━━━━━ Excerpted text ━━━━━

The organization was inspired by the House Freedom Caucus in Congress. Its early priorities included opposing abortion, reducing public spending, expanding firearm rights and pressuring Republican leaders to advance socially and fiscally conservative legislation. John Bear became chairman in 2022.

=== National affiliation and voting coordination ===

Under Bear, the caucus established a partnership with the State Freedom Caucus Network, which seeks to organize similarly aligned caucuses in state legislatures. The national network employs Jessie Rubino as its Wyoming state director and, through her, provides research and access to political resources in Washington. Bear said the arrangement supplied research and contacts that the caucus previously lacked.

Rubino researched legislation and sent caucus positions and recommendations by text and email, including while bills and amendments were being debated and voted upon on the House floor. Bear described the communications as concise research summaries and said members were not required to accept every recommendation. When asked what percentage of agreement was required to retain membership, Bear confirmed that an adherence threshold existed but declined to disclose it. He said he was pleased with how frequently members voted together.

━━━━━ Provided records ━━━━━

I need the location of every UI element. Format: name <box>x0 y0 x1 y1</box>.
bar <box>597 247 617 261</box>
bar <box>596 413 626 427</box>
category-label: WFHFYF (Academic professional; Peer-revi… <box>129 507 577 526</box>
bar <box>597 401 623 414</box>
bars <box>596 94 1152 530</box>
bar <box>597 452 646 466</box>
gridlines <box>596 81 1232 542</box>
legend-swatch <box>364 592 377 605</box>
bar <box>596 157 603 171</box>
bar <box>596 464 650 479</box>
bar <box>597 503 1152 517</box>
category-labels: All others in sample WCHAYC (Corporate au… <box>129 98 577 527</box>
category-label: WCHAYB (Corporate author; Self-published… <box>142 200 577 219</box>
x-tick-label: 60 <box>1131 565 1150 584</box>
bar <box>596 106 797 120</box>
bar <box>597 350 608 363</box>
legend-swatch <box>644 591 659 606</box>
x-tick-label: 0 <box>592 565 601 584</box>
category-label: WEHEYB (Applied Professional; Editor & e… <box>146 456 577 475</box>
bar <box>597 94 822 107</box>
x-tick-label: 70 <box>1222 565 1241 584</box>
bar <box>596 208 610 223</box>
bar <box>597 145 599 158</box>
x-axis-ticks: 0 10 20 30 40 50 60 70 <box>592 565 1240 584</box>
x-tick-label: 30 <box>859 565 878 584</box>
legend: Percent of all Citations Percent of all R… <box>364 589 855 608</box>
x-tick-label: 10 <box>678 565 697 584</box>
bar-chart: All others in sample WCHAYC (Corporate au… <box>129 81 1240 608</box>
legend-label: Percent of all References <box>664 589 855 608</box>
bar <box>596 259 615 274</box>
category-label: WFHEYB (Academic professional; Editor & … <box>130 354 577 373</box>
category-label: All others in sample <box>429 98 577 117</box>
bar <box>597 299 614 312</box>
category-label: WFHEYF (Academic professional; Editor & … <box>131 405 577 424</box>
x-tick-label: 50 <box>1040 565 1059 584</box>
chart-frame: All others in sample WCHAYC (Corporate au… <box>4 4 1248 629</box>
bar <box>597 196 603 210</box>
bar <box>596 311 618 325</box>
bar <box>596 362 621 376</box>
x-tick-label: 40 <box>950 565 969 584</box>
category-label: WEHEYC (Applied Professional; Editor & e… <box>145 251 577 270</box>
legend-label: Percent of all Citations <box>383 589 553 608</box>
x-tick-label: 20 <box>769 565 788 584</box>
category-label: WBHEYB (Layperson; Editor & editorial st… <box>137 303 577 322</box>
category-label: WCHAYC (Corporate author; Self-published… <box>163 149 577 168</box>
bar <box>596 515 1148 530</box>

━━━━━

• _Required action A_:
Using the Freedom Caucus excerpt, answer each question briefly:
(i) Which group in Congress inspired the organization?
(ii) What is Jessie Rubino's role in the national network?
(iii) By what means did Rubino send the caucus positions and recommendations?
• _Required action B_: Continue the Freedom Caucus excerpt from its final sentence.

• _Answer space A_:
(i) The House Freedom Caucus
(ii) She is its Wyoming state director.
(iii) By text and email

• _Answer space B_:
Other legislators described the system more critically. Harshman contrasted it with the tradition that each member of Wyoming's citizen legislature should exercise independent judgment. Barry Crago said it was discouraging when a bloc of 26 legislators voted identically regardless of debate. Albert Sommers said political organization need not become "authoritarian." In 2023, the caucus repeatedly divided the House by votes near 36 to 26, particularly on budget amendments.

Internal communications disclosed in later litigation showed that Rubino participated in real-time floor strategy. During a contentious floor confrontation, she texted aligned legislators, "Keep pushing - people make great mistakes when they're this mad." The messages provided direct evidence that her role extended beyond preparing background research to advising legislators on tactics while proceedings were underway.

Rubino is married to Joe Rubino, who served as chief policy officer and general counsel to Wyoming Secretary of State Chuck Gray. Their work overlapped substantively on proof-of-citizenship and residency requirements, voter identification, election-administration rules, limits on party-affiliation changes and other legislation promoted by Gray and the caucus. Jessie Rubino analyzed and communicated caucus positions on election bills while Joe Rubino advised the state official responsible for administering elections. Public reporting identified the marriage and overlapping responsibilities but did not establish an unlawful conflict or show that either spouse participated in a particular governmental decision affecting the other's employer.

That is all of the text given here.